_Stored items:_
--- Start ---

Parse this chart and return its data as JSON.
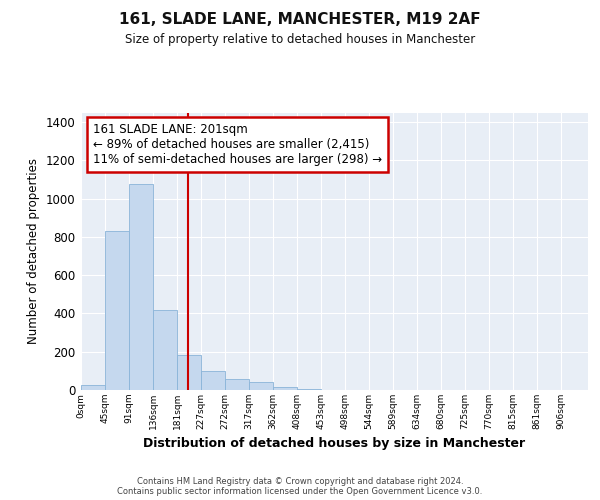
{
  "title": "161, SLADE LANE, MANCHESTER, M19 2AF",
  "subtitle": "Size of property relative to detached houses in Manchester",
  "xlabel": "Distribution of detached houses by size in Manchester",
  "ylabel": "Number of detached properties",
  "bar_color": "#c5d8ee",
  "bar_edge_color": "#8ab4d8",
  "background_color": "#e8eef6",
  "grid_color": "#ffffff",
  "bin_labels": [
    "0sqm",
    "45sqm",
    "91sqm",
    "136sqm",
    "181sqm",
    "227sqm",
    "272sqm",
    "317sqm",
    "362sqm",
    "408sqm",
    "453sqm",
    "498sqm",
    "544sqm",
    "589sqm",
    "634sqm",
    "680sqm",
    "725sqm",
    "770sqm",
    "815sqm",
    "861sqm",
    "906sqm"
  ],
  "bar_values": [
    25,
    830,
    1075,
    420,
    185,
    100,
    60,
    40,
    15,
    5,
    0,
    0,
    0,
    0,
    0,
    0,
    0,
    0,
    0,
    0
  ],
  "ylim": [
    0,
    1450
  ],
  "yticks": [
    0,
    200,
    400,
    600,
    800,
    1000,
    1200,
    1400
  ],
  "vline_x": 201,
  "annotation_text": "161 SLADE LANE: 201sqm\n← 89% of detached houses are smaller (2,415)\n11% of semi-detached houses are larger (298) →",
  "footer_text": "Contains HM Land Registry data © Crown copyright and database right 2024.\nContains public sector information licensed under the Open Government Licence v3.0.",
  "bin_width": 45
}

--- End ---

_YOUR INSTRUCTIONS:_ Write out the records above exactly as they appear, leaving out any pictures.

_SOLUTION TO THIS TASK:_
Parse this chart and return its data as JSON.
{
  "title": "161, SLADE LANE, MANCHESTER, M19 2AF",
  "subtitle": "Size of property relative to detached houses in Manchester",
  "xlabel": "Distribution of detached houses by size in Manchester",
  "ylabel": "Number of detached properties",
  "bar_color": "#c5d8ee",
  "bar_edge_color": "#8ab4d8",
  "background_color": "#e8eef6",
  "grid_color": "#ffffff",
  "bin_labels": [
    "0sqm",
    "45sqm",
    "91sqm",
    "136sqm",
    "181sqm",
    "227sqm",
    "272sqm",
    "317sqm",
    "362sqm",
    "408sqm",
    "453sqm",
    "498sqm",
    "544sqm",
    "589sqm",
    "634sqm",
    "680sqm",
    "725sqm",
    "770sqm",
    "815sqm",
    "861sqm",
    "906sqm"
  ],
  "bar_values": [
    25,
    830,
    1075,
    420,
    185,
    100,
    60,
    40,
    15,
    5,
    0,
    0,
    0,
    0,
    0,
    0,
    0,
    0,
    0,
    0
  ],
  "ylim": [
    0,
    1450
  ],
  "yticks": [
    0,
    200,
    400,
    600,
    800,
    1000,
    1200,
    1400
  ],
  "vline_x": 201,
  "annotation_text": "161 SLADE LANE: 201sqm\n← 89% of detached houses are smaller (2,415)\n11% of semi-detached houses are larger (298) →",
  "footer_text": "Contains HM Land Registry data © Crown copyright and database right 2024.\nContains public sector information licensed under the Open Government Licence v3.0.",
  "bin_width": 45
}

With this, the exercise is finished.